- Stored rows
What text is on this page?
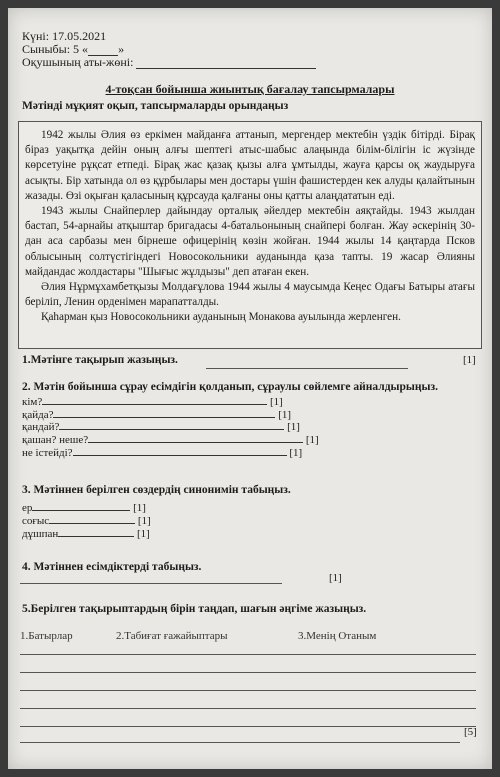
Күні: 17.05.2021
Сыныбы: 5 «	»
Оқушының аты-жөні:
4-тоқсан бойынша жиынтық бағалау тапсырмалары
Мәтінді мұқият оқып, тапсырмаларды орындаңыз

1942 жылы Әлия өз еркімен майданға аттанып, мергендер мектебін үздік бітірді. Бірақ біраз уақытқа дейін оның алғы шептегі атыс-шабыс алаңында білім-білігін іс жүзінде көрсетуіне рұқсат етпеді. Бірақ жас қазақ қызы алға ұмтылды, жауға қарсы оқ жаудыруға асықты. Бір хатында ол өз құрбылары мен достары үшін фашистерден кек алуды қалайтынын жазады. Өзі оқыған қаласының құрсауда қалғаны оны қатты алаңдататын еді.

1943 жылы Снайперлер дайындау орталық әйелдер мектебін аяқтайды. 1943 жылдан бастап, 54-арнайы атқыштар бригадасы 4-батальонының снайпері болған. Жау әскерінің 30-дан аса сарбазы мен бірнеше офицерінің көзін жойған. 1944 жылы 14 қаңтарда Псков облысының солтүстігіндегі Новосокольники ауданында қаза тапты. 19 жасар Әлияны майдандас жолдастары "Шығыс жұлдызы" деп атаған екен.

Әлия Нұрмұхамбетқызы Молдағұлова 1944 жылы 4 маусымда Кеңес Одағы Батыры атағы беріліп, Ленин орденімен марапатталды.

Қаһарман қыз Новосокольники ауданының Монакова ауылында жерленген.

1.Мәтінге тақырып жазыңыз.	[1]
2. Мәтін бойынша сұрау есімдігін қолданып, сұраулы сөйлемге айналдырыңыз.
кім?	[1]
қайда?	[1]
қандай?	[1]
қашан? неше?	[1]
не істейді?	[1]
3. Мәтіннен берілген сөздердің синонимін табыңыз.
ер	[1]
соғыс	[1]
дұшпан	[1]
4. Мәтіннен есімдіктерді табыңыз.
[1]
5.Берілген тақырыптардың бірін таңдап, шағын әңгіме жазыңыз.
1.Батырлар	2.Табиғат ғажайыптары	3.Менің Отаным
[5]
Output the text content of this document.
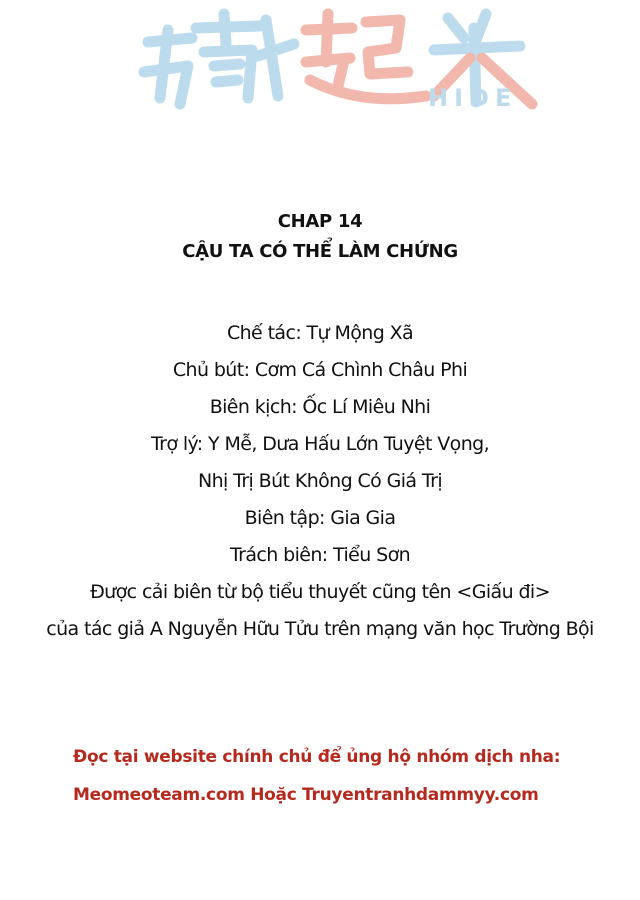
HIDE
CHAP 14
CẬU TA CÓ THỂ LÀM CHỨNG
Chế tác: Tự Mộng Xã
Chủ bút: Cơm Cá Chình Châu Phi
Biên kịch: Ốc Lí Miêu Nhi
Trợ lý: Y Mễ, Dưa Hấu Lớn Tuyệt Vọng,
Nhị Trị Bút Không Có Giá Trị
Biên tập: Gia Gia
Trách biên: Tiểu Sơn
Được cải biên từ bộ tiểu thuyết cũng tên <Giấu đi>
của tác giả A Nguyễn Hữu Tửu trên mạng văn học Trường Bội
Đọc tại website chính chủ để ủng hộ nhóm dịch nha:
Meomeoteam.com Hoặc Truyentranhdammyy.com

- Task to complete
How many lines in the records above contain the word "мектебін"? Give only the number.

- Task solution
2